* [WHAT THE TASK REQUIRES]: Output all of the entries exactly as written.

* [DATA LISTING]:
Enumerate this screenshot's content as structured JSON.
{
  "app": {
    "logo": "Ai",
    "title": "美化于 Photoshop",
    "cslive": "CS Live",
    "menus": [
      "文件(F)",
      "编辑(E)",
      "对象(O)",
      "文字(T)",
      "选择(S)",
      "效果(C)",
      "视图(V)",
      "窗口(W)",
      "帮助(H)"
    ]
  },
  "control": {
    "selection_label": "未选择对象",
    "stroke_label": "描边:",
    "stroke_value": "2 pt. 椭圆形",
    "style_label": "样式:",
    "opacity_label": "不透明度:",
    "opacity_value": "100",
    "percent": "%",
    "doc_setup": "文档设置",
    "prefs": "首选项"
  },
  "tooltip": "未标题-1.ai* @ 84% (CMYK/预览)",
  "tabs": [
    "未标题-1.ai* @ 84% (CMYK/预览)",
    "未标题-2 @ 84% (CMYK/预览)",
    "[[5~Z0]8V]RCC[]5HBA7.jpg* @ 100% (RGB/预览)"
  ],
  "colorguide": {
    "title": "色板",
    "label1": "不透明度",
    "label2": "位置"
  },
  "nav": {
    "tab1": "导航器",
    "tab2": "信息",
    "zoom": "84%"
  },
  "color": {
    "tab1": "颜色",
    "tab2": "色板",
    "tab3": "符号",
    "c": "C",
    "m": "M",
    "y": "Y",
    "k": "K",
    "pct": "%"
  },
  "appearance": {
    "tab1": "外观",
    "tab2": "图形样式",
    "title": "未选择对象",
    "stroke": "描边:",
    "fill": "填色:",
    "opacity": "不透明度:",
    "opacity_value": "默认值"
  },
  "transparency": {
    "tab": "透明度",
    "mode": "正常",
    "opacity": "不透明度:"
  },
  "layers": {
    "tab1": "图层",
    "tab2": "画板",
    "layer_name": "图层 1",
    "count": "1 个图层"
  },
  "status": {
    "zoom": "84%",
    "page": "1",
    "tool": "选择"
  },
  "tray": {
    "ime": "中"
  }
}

* [SOLUTION FOR THIS PROBLEM]:
Enumerate this screenshot's content as structured JSON.
{
  "app": {
    "logo": "Ai",
    "title": "美化于 Photoshop",
    "cslive": "CS Live",
    "menus": [
      "文件(F)",
      "编辑(E)",
      "对象(O)",
      "文字(T)",
      "选择(S)",
      "效果(C)",
      "视图(V)",
      "窗口(W)",
      "帮助(H)"
    ]
  },
  "control": {
    "selection_label": "未选择对象",
    "stroke_label": "描边:",
    "stroke_value": "2 pt. 椭圆形",
    "style_label": "样式:",
    "opacity_label": "不透明度:",
    "opacity_value": "100",
    "percent": "%",
    "doc_setup": "文档设置",
    "prefs": "首选项"
  },
  "tooltip": "未标题-1.ai* @ 84% (CMYK/预览)",
  "tabs": [
    "未标题-1.ai* @ 84% (CMYK/预览)",
    "未标题-2 @ 84% (CMYK/预览)",
    "[[5~Z0]8V]RCC[]5HBA7.jpg* @ 100% (RGB/预览)"
  ],
  "colorguide": {
    "title": "色板",
    "label1": "不透明度",
    "label2": "位置"
  },
  "nav": {
    "tab1": "导航器",
    "tab2": "信息",
    "zoom": "84%"
  },
  "color": {
    "tab1": "颜色",
    "tab2": "色板",
    "tab3": "符号",
    "c": "C",
    "m": "M",
    "y": "Y",
    "k": "K",
    "pct": "%"
  },
  "appearance": {
    "tab1": "外观",
    "tab2": "图形样式",
    "title": "未选择对象",
    "stroke": "描边:",
    "fill": "填色:",
    "opacity": "不透明度:",
    "opacity_value": "默认值"
  },
  "transparency": {
    "tab": "透明度",
    "mode": "正常",
    "opacity": "不透明度:"
  },
  "layers": {
    "tab1": "图层",
    "tab2": "画板",
    "layer_name": "图层 1",
    "count": "1 个图层"
  },
  "status": {
    "zoom": "84%",
    "page": "1",
    "tool": "选择"
  },
  "tray": {
    "ime": "中"
  }
}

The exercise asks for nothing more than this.